- _DIRECTIONS FOR THIS TASK_:
Copy every line of the following data that includes the string "year".

- _DATA IN THIS EXERCISE_:

****

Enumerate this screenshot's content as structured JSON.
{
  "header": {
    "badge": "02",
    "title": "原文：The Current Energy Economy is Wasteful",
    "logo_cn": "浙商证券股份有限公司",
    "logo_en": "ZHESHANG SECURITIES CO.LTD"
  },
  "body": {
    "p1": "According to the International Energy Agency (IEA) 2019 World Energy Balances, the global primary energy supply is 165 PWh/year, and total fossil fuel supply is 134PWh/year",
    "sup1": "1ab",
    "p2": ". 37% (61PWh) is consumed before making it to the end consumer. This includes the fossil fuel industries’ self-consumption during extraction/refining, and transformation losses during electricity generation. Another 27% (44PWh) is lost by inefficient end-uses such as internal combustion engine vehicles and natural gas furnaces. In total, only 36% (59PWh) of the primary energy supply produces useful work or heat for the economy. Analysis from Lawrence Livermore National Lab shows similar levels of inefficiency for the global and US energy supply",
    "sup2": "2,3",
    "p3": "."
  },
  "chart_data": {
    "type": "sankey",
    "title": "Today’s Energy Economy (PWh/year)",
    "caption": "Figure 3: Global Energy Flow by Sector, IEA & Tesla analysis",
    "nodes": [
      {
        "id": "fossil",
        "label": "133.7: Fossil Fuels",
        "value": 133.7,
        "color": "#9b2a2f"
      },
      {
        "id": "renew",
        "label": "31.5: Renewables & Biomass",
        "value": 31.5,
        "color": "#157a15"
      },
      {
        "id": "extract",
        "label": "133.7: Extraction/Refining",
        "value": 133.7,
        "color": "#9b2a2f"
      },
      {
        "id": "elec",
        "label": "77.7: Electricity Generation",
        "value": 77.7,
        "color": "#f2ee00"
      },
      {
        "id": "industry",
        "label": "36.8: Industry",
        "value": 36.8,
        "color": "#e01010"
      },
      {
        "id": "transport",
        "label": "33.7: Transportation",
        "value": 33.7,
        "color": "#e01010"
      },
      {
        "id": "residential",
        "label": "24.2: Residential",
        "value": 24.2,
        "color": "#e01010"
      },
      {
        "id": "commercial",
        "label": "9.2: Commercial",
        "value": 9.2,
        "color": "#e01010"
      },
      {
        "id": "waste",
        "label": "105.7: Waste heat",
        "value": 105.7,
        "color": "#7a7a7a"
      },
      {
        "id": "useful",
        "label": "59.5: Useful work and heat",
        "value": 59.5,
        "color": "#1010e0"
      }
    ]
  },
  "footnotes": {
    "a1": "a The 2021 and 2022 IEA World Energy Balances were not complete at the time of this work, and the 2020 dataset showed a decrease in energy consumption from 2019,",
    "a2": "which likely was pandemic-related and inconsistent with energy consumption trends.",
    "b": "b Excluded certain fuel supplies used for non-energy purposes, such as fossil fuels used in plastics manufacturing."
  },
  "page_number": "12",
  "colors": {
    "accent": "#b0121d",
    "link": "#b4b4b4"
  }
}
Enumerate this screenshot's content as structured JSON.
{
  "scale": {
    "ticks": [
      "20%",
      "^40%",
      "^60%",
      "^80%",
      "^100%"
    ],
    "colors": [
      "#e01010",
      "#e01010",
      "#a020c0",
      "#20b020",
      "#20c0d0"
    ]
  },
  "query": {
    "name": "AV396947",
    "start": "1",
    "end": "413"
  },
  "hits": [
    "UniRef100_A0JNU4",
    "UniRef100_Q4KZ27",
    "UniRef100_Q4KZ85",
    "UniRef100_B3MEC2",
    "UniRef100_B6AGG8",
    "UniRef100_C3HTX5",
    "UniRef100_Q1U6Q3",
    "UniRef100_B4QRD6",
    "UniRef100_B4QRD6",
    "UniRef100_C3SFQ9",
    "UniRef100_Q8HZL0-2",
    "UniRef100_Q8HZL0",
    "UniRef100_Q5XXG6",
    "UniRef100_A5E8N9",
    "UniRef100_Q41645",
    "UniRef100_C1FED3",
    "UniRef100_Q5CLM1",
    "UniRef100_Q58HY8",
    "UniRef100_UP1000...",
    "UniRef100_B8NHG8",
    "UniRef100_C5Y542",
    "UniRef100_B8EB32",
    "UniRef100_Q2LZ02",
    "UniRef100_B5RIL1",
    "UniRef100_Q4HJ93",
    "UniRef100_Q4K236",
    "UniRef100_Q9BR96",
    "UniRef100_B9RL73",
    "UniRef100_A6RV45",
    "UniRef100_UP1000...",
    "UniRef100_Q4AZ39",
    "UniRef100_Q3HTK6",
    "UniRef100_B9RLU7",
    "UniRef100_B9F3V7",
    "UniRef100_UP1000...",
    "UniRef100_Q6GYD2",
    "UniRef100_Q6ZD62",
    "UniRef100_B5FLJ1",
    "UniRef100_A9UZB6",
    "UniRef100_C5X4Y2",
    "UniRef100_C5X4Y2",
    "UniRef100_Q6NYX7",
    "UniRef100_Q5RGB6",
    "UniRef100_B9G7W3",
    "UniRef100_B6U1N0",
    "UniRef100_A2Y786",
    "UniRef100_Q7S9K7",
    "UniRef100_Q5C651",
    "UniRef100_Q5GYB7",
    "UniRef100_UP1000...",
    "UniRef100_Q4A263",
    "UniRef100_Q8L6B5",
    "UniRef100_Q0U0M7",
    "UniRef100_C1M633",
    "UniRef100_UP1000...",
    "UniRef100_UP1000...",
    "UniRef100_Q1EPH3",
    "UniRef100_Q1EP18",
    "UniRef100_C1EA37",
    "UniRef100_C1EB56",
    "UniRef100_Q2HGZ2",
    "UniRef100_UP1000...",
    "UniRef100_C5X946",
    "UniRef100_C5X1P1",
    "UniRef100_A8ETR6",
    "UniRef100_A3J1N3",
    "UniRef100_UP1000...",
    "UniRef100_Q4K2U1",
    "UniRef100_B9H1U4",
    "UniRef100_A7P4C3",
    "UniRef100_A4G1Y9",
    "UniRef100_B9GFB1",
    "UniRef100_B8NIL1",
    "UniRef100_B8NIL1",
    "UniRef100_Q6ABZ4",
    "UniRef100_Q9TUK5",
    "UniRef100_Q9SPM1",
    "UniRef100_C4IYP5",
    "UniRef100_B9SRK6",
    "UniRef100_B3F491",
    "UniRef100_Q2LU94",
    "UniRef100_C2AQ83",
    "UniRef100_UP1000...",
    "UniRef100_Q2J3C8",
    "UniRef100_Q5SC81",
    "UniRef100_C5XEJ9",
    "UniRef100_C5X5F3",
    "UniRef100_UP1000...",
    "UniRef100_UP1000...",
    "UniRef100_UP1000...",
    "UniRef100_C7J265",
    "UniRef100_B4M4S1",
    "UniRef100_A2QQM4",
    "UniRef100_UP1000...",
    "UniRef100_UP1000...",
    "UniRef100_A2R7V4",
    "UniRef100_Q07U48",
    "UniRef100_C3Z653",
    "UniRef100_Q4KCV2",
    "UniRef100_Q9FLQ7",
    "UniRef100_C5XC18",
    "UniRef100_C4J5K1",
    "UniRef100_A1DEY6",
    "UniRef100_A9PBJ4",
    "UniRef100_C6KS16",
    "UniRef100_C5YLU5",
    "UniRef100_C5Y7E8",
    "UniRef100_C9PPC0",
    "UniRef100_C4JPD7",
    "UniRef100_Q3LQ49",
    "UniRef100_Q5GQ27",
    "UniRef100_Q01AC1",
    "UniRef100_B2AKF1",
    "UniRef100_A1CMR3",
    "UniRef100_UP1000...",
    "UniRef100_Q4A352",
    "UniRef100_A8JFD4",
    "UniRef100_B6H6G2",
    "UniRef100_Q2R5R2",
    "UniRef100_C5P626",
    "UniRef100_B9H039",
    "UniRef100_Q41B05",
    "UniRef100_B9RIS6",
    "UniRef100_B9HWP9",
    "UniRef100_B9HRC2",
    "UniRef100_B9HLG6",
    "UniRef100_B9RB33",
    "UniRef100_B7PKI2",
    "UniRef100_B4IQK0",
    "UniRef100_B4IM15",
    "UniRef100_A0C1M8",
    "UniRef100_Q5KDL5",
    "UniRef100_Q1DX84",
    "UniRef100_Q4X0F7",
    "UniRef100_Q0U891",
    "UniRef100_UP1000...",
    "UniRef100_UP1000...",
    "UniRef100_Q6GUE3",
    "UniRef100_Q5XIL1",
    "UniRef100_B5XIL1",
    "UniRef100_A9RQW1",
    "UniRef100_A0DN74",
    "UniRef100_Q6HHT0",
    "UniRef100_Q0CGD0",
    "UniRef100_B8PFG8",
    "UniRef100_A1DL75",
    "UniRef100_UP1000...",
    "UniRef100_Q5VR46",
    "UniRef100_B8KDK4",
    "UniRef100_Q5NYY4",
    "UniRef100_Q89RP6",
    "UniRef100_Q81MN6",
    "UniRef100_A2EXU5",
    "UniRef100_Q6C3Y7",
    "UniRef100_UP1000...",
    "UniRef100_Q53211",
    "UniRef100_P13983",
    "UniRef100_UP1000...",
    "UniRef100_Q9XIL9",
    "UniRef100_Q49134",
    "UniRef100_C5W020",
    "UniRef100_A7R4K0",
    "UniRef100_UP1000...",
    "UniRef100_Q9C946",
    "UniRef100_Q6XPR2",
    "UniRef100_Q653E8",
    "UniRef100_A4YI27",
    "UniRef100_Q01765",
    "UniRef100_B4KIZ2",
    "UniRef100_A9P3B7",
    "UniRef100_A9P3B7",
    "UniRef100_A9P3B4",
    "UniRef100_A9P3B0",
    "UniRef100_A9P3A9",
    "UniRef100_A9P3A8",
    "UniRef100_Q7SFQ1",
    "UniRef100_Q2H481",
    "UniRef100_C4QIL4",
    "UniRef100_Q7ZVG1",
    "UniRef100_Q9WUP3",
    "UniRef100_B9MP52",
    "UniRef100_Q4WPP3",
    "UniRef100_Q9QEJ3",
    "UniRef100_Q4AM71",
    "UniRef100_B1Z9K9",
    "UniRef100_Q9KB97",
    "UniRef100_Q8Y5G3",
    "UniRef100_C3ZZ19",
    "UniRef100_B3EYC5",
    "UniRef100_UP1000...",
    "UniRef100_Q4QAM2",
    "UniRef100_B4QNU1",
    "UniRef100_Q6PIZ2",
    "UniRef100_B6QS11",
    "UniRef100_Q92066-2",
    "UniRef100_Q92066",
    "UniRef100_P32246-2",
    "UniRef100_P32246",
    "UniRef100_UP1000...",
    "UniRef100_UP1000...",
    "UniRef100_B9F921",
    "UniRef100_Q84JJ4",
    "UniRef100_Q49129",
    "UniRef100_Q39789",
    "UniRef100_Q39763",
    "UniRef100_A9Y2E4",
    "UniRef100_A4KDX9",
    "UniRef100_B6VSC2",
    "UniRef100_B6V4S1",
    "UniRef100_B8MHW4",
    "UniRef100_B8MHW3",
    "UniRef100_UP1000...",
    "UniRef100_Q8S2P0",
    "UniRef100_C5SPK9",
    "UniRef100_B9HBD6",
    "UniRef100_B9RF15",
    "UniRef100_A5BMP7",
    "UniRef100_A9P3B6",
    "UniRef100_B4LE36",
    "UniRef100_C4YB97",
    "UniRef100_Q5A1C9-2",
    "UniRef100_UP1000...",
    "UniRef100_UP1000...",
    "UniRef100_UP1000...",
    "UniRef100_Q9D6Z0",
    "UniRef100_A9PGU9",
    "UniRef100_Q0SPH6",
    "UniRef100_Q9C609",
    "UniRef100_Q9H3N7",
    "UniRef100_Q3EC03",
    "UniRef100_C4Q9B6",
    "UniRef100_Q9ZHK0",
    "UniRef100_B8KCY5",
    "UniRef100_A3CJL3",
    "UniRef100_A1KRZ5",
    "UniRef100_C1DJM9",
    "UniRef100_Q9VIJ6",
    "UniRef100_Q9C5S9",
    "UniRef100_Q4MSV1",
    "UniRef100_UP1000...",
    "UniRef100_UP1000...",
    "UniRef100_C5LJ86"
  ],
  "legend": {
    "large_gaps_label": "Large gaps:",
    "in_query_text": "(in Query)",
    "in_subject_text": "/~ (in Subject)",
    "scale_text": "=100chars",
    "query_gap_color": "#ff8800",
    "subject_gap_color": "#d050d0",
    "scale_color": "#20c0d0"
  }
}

****

- _RESPONSE FOR THIS EXERCISE_:
    "p1": "According to the International Energy Agency (IEA) 2019 World Energy Balances, the global primary energy supply is 165 PWh/year, and total fossil fuel supply is 134PWh/year",
    "title": "Today’s Energy Economy (PWh/year)",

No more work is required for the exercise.